[Goal] Work through the data line by line, gathering every line that has the word "engineers".

[Material]
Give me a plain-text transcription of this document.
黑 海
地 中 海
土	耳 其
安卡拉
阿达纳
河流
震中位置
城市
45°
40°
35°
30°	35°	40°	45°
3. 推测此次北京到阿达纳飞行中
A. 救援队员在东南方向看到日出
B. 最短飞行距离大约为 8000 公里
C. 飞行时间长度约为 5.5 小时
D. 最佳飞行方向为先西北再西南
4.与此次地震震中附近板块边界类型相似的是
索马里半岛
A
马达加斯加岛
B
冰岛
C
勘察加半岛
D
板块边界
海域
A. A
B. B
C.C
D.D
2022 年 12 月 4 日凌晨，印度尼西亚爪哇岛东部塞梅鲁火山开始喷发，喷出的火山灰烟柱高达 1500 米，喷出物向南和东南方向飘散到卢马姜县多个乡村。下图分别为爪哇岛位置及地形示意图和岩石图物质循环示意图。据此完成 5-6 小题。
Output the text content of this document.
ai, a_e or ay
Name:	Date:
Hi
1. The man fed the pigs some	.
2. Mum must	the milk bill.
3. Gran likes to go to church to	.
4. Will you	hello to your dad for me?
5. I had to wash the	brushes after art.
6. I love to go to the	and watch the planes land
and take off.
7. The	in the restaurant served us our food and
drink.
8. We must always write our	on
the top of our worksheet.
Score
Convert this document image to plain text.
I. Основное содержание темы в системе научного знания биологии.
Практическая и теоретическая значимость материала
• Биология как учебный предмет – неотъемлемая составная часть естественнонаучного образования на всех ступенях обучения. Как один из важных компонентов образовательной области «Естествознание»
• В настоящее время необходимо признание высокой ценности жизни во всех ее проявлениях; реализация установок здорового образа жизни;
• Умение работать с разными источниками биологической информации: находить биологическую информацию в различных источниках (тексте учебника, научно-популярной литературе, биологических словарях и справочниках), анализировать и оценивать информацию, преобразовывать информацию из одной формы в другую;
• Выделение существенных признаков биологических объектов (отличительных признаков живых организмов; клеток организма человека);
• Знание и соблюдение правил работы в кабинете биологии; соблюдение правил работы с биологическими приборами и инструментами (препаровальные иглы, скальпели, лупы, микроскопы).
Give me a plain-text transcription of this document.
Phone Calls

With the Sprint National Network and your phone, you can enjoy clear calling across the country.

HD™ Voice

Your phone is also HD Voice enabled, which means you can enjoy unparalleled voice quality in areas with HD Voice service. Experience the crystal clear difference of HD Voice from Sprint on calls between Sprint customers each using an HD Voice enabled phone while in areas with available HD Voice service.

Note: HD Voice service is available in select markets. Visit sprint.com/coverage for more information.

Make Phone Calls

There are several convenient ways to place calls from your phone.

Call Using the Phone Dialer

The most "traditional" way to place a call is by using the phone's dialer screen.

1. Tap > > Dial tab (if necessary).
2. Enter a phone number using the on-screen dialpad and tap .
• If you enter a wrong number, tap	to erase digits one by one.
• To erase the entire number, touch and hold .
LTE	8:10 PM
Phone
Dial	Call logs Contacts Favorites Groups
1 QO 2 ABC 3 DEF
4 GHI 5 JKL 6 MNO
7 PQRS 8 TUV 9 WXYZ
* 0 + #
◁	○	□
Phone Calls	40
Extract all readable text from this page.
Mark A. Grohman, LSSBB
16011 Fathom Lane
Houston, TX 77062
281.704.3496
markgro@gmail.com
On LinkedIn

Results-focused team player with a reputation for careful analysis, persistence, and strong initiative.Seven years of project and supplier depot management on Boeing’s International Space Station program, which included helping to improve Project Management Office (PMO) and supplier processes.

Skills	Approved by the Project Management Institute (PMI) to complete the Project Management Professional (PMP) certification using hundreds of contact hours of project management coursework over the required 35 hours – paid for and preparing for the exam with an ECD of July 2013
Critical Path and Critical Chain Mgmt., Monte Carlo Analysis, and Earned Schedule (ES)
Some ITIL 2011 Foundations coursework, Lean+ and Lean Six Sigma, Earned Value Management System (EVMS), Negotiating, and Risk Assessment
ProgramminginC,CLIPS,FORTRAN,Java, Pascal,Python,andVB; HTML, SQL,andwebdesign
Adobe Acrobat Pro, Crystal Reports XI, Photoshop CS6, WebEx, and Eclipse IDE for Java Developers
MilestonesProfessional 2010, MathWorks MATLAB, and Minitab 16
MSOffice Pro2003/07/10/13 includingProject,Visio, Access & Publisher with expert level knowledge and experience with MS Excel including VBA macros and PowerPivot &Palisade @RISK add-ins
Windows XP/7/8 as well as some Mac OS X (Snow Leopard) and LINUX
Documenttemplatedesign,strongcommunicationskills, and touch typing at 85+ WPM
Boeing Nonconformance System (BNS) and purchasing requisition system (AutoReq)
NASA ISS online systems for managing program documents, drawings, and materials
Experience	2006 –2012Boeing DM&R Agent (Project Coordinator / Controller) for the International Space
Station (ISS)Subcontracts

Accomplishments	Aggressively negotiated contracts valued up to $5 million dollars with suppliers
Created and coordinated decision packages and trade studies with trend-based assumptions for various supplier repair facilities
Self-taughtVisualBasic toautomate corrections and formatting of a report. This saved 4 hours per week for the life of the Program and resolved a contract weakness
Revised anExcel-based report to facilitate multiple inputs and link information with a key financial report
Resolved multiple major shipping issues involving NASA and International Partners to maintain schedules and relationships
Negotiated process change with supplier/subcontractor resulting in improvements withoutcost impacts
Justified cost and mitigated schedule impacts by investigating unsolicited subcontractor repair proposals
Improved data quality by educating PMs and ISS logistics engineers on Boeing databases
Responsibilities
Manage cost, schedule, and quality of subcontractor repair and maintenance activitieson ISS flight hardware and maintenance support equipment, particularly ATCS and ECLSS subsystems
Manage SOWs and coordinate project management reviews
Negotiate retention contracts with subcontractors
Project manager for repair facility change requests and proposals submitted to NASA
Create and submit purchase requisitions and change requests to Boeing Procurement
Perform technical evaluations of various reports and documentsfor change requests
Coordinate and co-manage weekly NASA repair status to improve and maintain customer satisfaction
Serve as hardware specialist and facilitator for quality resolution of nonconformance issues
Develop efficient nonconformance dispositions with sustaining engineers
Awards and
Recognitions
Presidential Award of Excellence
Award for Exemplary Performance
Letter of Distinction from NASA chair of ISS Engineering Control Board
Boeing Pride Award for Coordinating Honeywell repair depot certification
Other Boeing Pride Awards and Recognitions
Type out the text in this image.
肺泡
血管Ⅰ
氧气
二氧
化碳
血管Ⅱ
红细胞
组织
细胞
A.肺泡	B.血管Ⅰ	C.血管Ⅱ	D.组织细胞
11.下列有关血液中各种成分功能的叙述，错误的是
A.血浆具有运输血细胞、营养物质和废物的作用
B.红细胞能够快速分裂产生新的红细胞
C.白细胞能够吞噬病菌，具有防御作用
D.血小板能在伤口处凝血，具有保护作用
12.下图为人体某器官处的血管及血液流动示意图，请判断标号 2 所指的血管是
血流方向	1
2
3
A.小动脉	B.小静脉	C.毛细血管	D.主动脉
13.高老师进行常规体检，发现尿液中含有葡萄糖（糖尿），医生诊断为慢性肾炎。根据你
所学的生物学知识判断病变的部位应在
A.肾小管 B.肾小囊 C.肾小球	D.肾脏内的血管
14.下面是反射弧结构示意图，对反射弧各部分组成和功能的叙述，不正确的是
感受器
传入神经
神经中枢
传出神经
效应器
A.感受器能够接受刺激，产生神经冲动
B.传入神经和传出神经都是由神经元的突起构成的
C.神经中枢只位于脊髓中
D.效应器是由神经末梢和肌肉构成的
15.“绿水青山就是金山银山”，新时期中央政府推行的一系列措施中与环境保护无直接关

[Final answer]
Improved data quality by educating PMs and ISS logistics engineers on Boeing databases
Develop efficient nonconformance dispositions with sustaining engineers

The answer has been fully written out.